YOUR TASK >>
Track down every line below that holds "الغورى" and copy it.

Data excerpts >>
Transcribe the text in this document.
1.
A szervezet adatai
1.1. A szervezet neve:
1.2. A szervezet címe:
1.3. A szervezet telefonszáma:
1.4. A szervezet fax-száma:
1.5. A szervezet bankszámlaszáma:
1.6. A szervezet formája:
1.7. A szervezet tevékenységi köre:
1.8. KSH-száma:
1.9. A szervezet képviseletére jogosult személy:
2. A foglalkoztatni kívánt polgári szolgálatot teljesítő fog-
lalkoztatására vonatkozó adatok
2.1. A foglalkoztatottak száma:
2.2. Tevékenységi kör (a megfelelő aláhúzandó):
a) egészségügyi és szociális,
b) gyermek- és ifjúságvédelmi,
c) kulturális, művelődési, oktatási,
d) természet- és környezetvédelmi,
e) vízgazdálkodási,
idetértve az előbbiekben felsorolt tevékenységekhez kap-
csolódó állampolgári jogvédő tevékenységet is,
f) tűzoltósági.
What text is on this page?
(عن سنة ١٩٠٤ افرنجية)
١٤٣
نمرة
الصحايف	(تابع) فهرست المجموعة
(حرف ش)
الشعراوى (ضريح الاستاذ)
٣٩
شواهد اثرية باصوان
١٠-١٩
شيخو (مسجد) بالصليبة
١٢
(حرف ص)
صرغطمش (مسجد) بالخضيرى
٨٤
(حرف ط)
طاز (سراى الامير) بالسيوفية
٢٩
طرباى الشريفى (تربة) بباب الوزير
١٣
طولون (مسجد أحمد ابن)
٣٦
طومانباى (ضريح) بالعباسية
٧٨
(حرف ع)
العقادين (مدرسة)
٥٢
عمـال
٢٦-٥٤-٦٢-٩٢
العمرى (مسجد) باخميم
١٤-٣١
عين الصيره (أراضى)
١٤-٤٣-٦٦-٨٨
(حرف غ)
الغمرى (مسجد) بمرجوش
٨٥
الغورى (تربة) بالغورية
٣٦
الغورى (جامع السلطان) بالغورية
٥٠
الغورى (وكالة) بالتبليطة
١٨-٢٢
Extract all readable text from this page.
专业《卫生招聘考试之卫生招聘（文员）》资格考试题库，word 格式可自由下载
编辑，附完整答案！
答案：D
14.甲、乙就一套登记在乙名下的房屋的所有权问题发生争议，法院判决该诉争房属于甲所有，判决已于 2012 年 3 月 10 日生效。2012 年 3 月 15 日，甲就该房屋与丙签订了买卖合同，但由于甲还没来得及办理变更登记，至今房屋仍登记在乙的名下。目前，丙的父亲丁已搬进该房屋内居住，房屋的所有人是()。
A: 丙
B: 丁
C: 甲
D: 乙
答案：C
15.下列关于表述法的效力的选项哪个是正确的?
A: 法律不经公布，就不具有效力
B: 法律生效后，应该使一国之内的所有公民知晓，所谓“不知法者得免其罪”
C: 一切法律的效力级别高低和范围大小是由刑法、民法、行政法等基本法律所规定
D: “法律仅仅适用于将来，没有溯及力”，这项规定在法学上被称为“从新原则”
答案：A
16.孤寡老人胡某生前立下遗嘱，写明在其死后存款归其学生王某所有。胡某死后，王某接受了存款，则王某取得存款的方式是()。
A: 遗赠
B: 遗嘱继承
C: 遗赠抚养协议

THE SOLUTION >>
الغورى (تربة) بالغورية
الغورى (جامع السلطان) بالغورية
الغورى (وكالة) بالتبليطة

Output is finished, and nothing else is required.